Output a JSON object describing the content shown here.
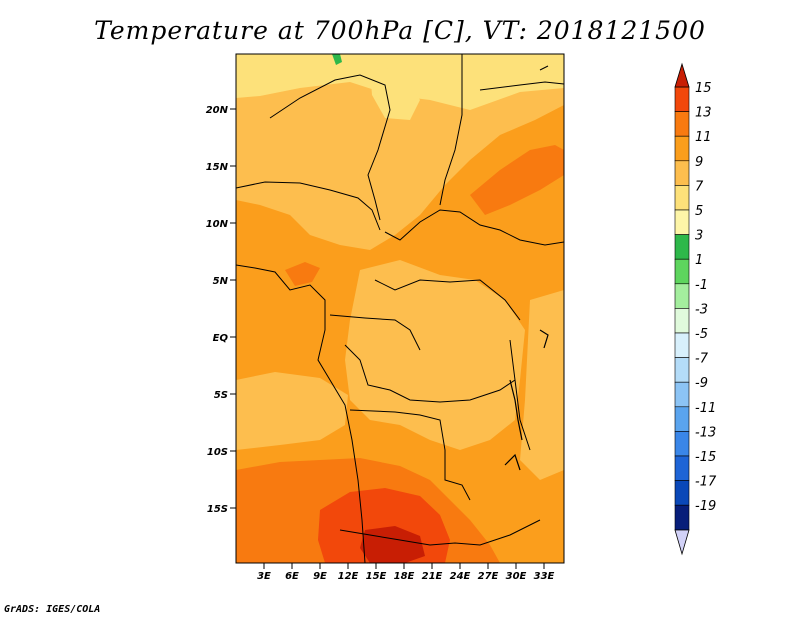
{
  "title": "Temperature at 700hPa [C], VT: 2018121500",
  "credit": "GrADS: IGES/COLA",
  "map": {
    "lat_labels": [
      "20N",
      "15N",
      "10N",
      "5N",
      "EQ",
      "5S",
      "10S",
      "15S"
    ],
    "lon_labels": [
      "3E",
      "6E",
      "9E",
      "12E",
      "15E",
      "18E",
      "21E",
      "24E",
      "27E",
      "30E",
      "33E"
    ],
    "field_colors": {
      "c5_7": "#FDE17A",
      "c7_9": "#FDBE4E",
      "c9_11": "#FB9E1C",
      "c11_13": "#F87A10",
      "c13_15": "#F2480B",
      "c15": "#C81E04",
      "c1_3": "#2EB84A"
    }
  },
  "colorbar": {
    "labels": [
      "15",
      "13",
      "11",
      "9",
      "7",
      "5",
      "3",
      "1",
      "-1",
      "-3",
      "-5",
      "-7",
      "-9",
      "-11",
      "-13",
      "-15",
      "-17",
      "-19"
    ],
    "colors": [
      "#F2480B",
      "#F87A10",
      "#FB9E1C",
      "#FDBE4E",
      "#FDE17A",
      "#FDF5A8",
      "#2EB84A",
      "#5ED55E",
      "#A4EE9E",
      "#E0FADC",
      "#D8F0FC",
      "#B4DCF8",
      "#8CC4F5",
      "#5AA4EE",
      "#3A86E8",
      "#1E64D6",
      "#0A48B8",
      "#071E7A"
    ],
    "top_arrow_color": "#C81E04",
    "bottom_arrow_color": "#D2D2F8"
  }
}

__WHAT YOU NEED TO DO__.
Could you repeat all of the material exactly? Pictures should not be copied.

__SOLUTION FOR THIS TASK__.
Output a JSON object describing the content shown here.
{
  "title": "Temperature at 700hPa [C], VT: 2018121500",
  "credit": "GrADS: IGES/COLA",
  "map": {
    "lat_labels": [
      "20N",
      "15N",
      "10N",
      "5N",
      "EQ",
      "5S",
      "10S",
      "15S"
    ],
    "lon_labels": [
      "3E",
      "6E",
      "9E",
      "12E",
      "15E",
      "18E",
      "21E",
      "24E",
      "27E",
      "30E",
      "33E"
    ],
    "field_colors": {
      "c5_7": "#FDE17A",
      "c7_9": "#FDBE4E",
      "c9_11": "#FB9E1C",
      "c11_13": "#F87A10",
      "c13_15": "#F2480B",
      "c15": "#C81E04",
      "c1_3": "#2EB84A"
    }
  },
  "colorbar": {
    "labels": [
      "15",
      "13",
      "11",
      "9",
      "7",
      "5",
      "3",
      "1",
      "-1",
      "-3",
      "-5",
      "-7",
      "-9",
      "-11",
      "-13",
      "-15",
      "-17",
      "-19"
    ],
    "colors": [
      "#F2480B",
      "#F87A10",
      "#FB9E1C",
      "#FDBE4E",
      "#FDE17A",
      "#FDF5A8",
      "#2EB84A",
      "#5ED55E",
      "#A4EE9E",
      "#E0FADC",
      "#D8F0FC",
      "#B4DCF8",
      "#8CC4F5",
      "#5AA4EE",
      "#3A86E8",
      "#1E64D6",
      "#0A48B8",
      "#071E7A"
    ],
    "top_arrow_color": "#C81E04",
    "bottom_arrow_color": "#D2D2F8"
  }
}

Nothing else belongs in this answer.